(Records from a data source)
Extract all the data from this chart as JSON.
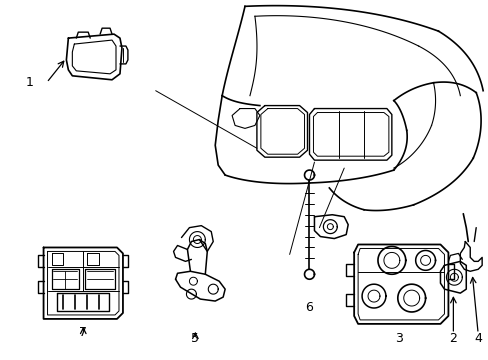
{
  "background_color": "#ffffff",
  "line_color": "#000000",
  "fig_width": 4.89,
  "fig_height": 3.6,
  "dpi": 100
}
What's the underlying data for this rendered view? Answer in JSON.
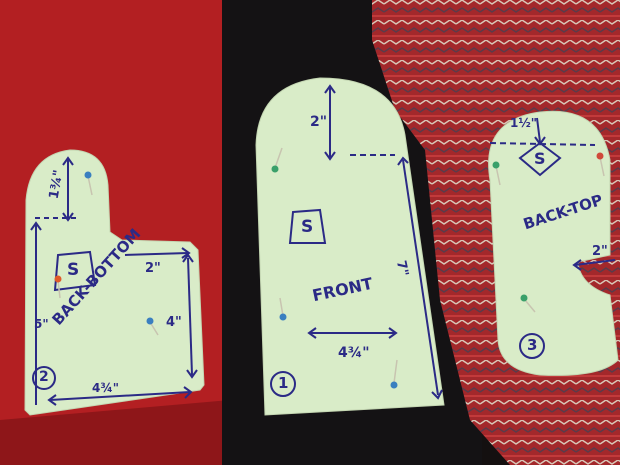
{
  "photo": {
    "fabrics": [
      {
        "name": "red wool sweater",
        "color": "#b31f22"
      },
      {
        "name": "black knit",
        "color": "#141214"
      },
      {
        "name": "red fair-isle knit",
        "color": "#a82a2c"
      }
    ],
    "pattern_paper_color": "#d9ecc8",
    "ink_color": "#2b2a86"
  },
  "pieces": {
    "back_bottom": {
      "height_label": "1¾\"",
      "s_label": "S",
      "name_label": "BACK-BOTTOM",
      "width_top_label": "2\"",
      "side_label": "5\"",
      "right_label": "4\"",
      "width_bottom_label": "4¾\"",
      "number_label": "2"
    },
    "front": {
      "top_label": "2\"",
      "s_label": "S",
      "name_label": "FRONT",
      "length_label": "7\"",
      "width_label": "4¾\"",
      "number_label": "1"
    },
    "back_top": {
      "top_label": "1½\"",
      "s_label": "S",
      "name_label": "BACK-TOP",
      "thumb_label": "2\"",
      "number_label": "3"
    }
  }
}
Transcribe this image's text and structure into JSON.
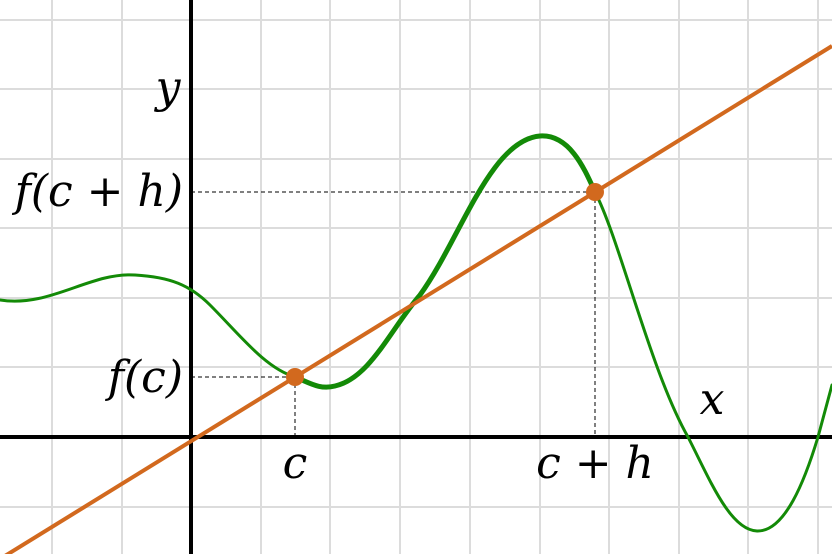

THE EXERCISE:
Transcribe the whole listing exactly. Pictures stay out of your copy.

OUTPUT:
Extract all the data from this chart as JSON.
{
  "background_color": "#ffffff",
  "line_color": "#000000",
  "fig_width": 4.89,
  "fig_height": 3.6,
  "dpi": 100
}
What's the underlying data for this rendered view? Answer in JSON.
{
  "photo": {
    "fabrics": [
      {
        "name": "red wool sweater",
        "color": "#b31f22"
      },
      {
        "name": "black knit",
        "color": "#141214"
      },
      {
        "name": "red fair-isle knit",
        "color": "#a82a2c"
      }
    ],
    "pattern_paper_color": "#d9ecc8",
    "ink_color": "#2b2a86"
  },
  "pieces": {
    "back_bottom": {
      "height_label": "1¾\"",
      "s_label": "S",
      "name_label": "BACK-BOTTOM",
      "width_top_label": "2\"",
      "side_label": "5\"",
      "right_label": "4\"",
      "width_bottom_label": "4¾\"",
      "number_label": "2"
    },
    "front": {
      "top_label": "2\"",
      "s_label": "S",
      "name_label": "FRONT",
      "length_label": "7\"",
      "width_label": "4¾\"",
      "number_label": "1"
    },
    "back_top": {
      "top_label": "1½\"",
      "s_label": "S",
      "name_label": "BACK-TOP",
      "thumb_label": "2\"",
      "number_label": "3"
    }
  }
}
Transcribe this image's text and structure into JSON.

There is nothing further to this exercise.